## What the task requires
Quote the following data back line for line, without changing a single character.
(begin)
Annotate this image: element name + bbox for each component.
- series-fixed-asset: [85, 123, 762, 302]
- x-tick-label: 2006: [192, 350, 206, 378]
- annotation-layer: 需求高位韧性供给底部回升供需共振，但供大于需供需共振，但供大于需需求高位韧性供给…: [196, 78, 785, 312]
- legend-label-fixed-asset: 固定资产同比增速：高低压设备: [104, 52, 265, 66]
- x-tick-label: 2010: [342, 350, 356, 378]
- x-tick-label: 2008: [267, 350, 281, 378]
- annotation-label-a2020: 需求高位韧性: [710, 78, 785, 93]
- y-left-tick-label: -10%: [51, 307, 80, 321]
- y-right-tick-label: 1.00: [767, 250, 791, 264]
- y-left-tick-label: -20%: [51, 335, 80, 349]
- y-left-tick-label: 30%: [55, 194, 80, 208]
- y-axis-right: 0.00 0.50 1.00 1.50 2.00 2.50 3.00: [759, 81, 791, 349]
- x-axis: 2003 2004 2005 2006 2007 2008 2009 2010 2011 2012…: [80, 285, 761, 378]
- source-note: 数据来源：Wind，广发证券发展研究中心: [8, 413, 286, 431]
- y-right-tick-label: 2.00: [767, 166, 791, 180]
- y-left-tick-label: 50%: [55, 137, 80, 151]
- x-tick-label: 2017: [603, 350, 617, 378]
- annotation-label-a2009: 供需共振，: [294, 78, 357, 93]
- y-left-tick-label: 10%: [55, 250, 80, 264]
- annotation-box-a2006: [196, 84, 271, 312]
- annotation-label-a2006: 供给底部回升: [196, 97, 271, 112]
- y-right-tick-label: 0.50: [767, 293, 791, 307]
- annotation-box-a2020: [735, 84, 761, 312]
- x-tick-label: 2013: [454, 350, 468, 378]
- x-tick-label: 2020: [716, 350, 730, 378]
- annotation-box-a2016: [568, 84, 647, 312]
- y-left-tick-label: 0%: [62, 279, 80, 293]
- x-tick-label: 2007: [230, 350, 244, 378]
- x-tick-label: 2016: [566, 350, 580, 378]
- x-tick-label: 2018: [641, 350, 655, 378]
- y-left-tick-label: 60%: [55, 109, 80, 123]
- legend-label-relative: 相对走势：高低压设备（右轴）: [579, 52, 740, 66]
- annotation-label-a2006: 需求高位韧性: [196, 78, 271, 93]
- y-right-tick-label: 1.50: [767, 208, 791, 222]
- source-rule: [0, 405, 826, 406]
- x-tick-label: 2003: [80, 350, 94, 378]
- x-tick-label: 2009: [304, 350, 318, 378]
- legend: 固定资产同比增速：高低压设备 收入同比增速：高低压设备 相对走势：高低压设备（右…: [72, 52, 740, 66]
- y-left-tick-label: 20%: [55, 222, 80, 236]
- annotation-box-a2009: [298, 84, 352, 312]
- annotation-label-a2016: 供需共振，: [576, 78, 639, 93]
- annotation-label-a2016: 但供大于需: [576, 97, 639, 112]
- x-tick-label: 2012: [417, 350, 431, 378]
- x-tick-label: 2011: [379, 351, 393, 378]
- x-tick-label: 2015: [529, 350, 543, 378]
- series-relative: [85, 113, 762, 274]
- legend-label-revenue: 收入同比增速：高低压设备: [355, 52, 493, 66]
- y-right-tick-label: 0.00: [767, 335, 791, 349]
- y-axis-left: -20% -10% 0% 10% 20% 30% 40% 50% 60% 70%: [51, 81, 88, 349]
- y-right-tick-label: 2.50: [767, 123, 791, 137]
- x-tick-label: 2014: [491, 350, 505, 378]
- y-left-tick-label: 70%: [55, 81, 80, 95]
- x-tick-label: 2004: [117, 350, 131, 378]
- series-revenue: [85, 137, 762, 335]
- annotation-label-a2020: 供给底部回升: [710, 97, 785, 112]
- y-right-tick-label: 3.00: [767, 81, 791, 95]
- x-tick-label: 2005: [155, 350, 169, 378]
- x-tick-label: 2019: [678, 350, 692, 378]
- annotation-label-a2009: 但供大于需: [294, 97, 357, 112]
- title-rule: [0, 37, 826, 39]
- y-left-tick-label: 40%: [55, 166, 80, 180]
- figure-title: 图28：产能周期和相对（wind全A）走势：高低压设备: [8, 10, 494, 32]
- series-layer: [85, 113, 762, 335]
(end)
## Written solution
Annotate this image: element name + bbox for each component.
- series-fixed-asset: [85, 123, 762, 302]
- x-tick-label: 2006: [192, 350, 206, 378]
- annotation-layer: 需求高位韧性供给底部回升供需共振，但供大于需供需共振，但供大于需需求高位韧性供给…: [196, 78, 785, 312]
- legend-label-fixed-asset: 固定资产同比增速：高低压设备: [104, 52, 265, 66]
- x-tick-label: 2010: [342, 350, 356, 378]
- x-tick-label: 2008: [267, 350, 281, 378]
- annotation-label-a2020: 需求高位韧性: [710, 78, 785, 93]
- y-left-tick-label: -10%: [51, 307, 80, 321]
- y-right-tick-label: 1.00: [767, 250, 791, 264]
- y-left-tick-label: -20%: [51, 335, 80, 349]
- y-left-tick-label: 30%: [55, 194, 80, 208]
- y-axis-right: 0.00 0.50 1.00 1.50 2.00 2.50 3.00: [759, 81, 791, 349]
- x-axis: 2003 2004 2005 2006 2007 2008 2009 2010 2011 2012…: [80, 285, 761, 378]
- source-note: 数据来源：Wind，广发证券发展研究中心: [8, 413, 286, 431]
- y-right-tick-label: 2.00: [767, 166, 791, 180]
- y-left-tick-label: 50%: [55, 137, 80, 151]
- x-tick-label: 2017: [603, 350, 617, 378]
- annotation-label-a2009: 供需共振，: [294, 78, 357, 93]
- y-left-tick-label: 10%: [55, 250, 80, 264]
- annotation-box-a2006: [196, 84, 271, 312]
- annotation-label-a2006: 供给底部回升: [196, 97, 271, 112]
- y-right-tick-label: 0.50: [767, 293, 791, 307]
- annotation-box-a2020: [735, 84, 761, 312]
- x-tick-label: 2013: [454, 350, 468, 378]
- x-tick-label: 2020: [716, 350, 730, 378]
- annotation-box-a2016: [568, 84, 647, 312]
- y-left-tick-label: 0%: [62, 279, 80, 293]
- x-tick-label: 2007: [230, 350, 244, 378]
- x-tick-label: 2016: [566, 350, 580, 378]
- x-tick-label: 2018: [641, 350, 655, 378]
- y-left-tick-label: 60%: [55, 109, 80, 123]
- legend-label-relative: 相对走势：高低压设备（右轴）: [579, 52, 740, 66]
- annotation-label-a2006: 需求高位韧性: [196, 78, 271, 93]
- y-right-tick-label: 1.50: [767, 208, 791, 222]
- source-rule: [0, 405, 826, 406]
- x-tick-label: 2003: [80, 350, 94, 378]
- x-tick-label: 2009: [304, 350, 318, 378]
- legend: 固定资产同比增速：高低压设备 收入同比增速：高低压设备 相对走势：高低压设备（右…: [72, 52, 740, 66]
- y-left-tick-label: 20%: [55, 222, 80, 236]
- annotation-box-a2009: [298, 84, 352, 312]
- annotation-label-a2016: 供需共振，: [576, 78, 639, 93]
- annotation-label-a2016: 但供大于需: [576, 97, 639, 112]
- x-tick-label: 2012: [417, 350, 431, 378]
- x-tick-label: 2011: [379, 351, 393, 378]
- x-tick-label: 2015: [529, 350, 543, 378]
- series-relative: [85, 113, 762, 274]
- legend-label-revenue: 收入同比增速：高低压设备: [355, 52, 493, 66]
- y-right-tick-label: 0.00: [767, 335, 791, 349]
- y-axis-left: -20% -10% 0% 10% 20% 30% 40% 50% 60% 70%: [51, 81, 88, 349]
- y-right-tick-label: 2.50: [767, 123, 791, 137]
- x-tick-label: 2014: [491, 350, 505, 378]
- y-left-tick-label: 70%: [55, 81, 80, 95]
- x-tick-label: 2004: [117, 350, 131, 378]
- series-revenue: [85, 137, 762, 335]
- annotation-label-a2020: 供给底部回升: [710, 97, 785, 112]
- y-right-tick-label: 3.00: [767, 81, 791, 95]
- x-tick-label: 2005: [155, 350, 169, 378]
- x-tick-label: 2019: [678, 350, 692, 378]
- annotation-label-a2009: 但供大于需: [294, 97, 357, 112]
- title-rule: [0, 37, 826, 39]
- y-left-tick-label: 40%: [55, 166, 80, 180]
- figure-title: 图28：产能周期和相对（wind全A）走势：高低压设备: [8, 10, 494, 32]
- series-layer: [85, 113, 762, 335]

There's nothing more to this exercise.